> REQUIREMENTS
Search the records for the word "color" and report each line that has it.

[Stored data]
+===+

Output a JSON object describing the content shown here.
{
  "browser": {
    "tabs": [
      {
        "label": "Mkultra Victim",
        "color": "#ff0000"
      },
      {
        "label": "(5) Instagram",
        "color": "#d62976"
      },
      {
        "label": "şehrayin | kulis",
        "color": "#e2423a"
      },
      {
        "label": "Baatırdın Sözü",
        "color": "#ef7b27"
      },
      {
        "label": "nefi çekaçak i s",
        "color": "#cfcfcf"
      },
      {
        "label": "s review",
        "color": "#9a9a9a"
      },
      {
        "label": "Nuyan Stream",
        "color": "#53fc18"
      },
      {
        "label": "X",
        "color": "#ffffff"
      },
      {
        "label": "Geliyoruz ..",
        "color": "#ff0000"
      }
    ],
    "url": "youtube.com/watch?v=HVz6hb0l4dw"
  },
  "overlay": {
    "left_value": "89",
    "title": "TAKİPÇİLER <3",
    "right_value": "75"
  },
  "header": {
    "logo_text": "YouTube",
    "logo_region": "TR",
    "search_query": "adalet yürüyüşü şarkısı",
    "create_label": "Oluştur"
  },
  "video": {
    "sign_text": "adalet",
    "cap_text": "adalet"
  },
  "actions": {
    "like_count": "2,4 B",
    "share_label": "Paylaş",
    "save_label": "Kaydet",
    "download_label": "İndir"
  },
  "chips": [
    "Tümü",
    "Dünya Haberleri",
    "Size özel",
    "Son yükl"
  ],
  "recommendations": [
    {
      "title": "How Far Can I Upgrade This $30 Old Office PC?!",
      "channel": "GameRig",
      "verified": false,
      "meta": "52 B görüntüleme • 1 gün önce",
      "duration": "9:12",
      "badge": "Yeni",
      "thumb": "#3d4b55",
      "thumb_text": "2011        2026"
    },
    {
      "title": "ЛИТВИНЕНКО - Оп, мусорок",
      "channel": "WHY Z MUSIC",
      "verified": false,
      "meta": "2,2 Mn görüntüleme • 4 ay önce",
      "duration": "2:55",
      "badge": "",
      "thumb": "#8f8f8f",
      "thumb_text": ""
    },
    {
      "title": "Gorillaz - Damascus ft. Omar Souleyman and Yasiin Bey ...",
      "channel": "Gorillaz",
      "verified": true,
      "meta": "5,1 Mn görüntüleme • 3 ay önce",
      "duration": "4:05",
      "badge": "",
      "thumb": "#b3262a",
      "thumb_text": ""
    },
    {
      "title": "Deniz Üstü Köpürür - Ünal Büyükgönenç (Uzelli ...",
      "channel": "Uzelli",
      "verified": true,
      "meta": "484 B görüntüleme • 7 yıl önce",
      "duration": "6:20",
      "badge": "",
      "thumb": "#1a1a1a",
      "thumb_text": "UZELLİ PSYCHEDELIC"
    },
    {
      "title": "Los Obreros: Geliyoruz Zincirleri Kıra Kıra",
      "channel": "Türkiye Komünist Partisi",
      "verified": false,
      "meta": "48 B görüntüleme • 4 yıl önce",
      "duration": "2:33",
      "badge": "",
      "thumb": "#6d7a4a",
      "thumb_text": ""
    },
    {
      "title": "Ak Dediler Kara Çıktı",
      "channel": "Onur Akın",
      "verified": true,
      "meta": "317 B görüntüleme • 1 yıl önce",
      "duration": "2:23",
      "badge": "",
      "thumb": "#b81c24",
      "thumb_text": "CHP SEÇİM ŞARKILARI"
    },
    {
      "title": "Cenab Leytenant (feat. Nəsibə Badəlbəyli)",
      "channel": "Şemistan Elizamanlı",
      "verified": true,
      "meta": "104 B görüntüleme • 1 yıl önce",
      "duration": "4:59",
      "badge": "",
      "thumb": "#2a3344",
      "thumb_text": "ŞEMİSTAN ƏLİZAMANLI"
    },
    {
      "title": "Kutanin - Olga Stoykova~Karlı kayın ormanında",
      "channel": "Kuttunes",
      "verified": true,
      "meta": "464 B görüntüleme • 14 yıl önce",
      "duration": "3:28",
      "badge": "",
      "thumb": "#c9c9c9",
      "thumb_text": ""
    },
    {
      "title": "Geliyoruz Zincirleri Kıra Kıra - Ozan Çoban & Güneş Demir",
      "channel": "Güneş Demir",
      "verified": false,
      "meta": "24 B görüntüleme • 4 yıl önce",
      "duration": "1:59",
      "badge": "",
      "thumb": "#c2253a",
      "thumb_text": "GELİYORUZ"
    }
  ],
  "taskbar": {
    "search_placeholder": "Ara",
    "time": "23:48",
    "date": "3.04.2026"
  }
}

+===+

> REPLY TO THE EXERCISE
        "color": "#ff0000"
        "color": "#d62976"
        "color": "#e2423a"
        "color": "#ef7b27"
        "color": "#cfcfcf"
        "color": "#9a9a9a"
        "color": "#53fc18"
        "color": "#ffffff"
        "color": "#ff0000"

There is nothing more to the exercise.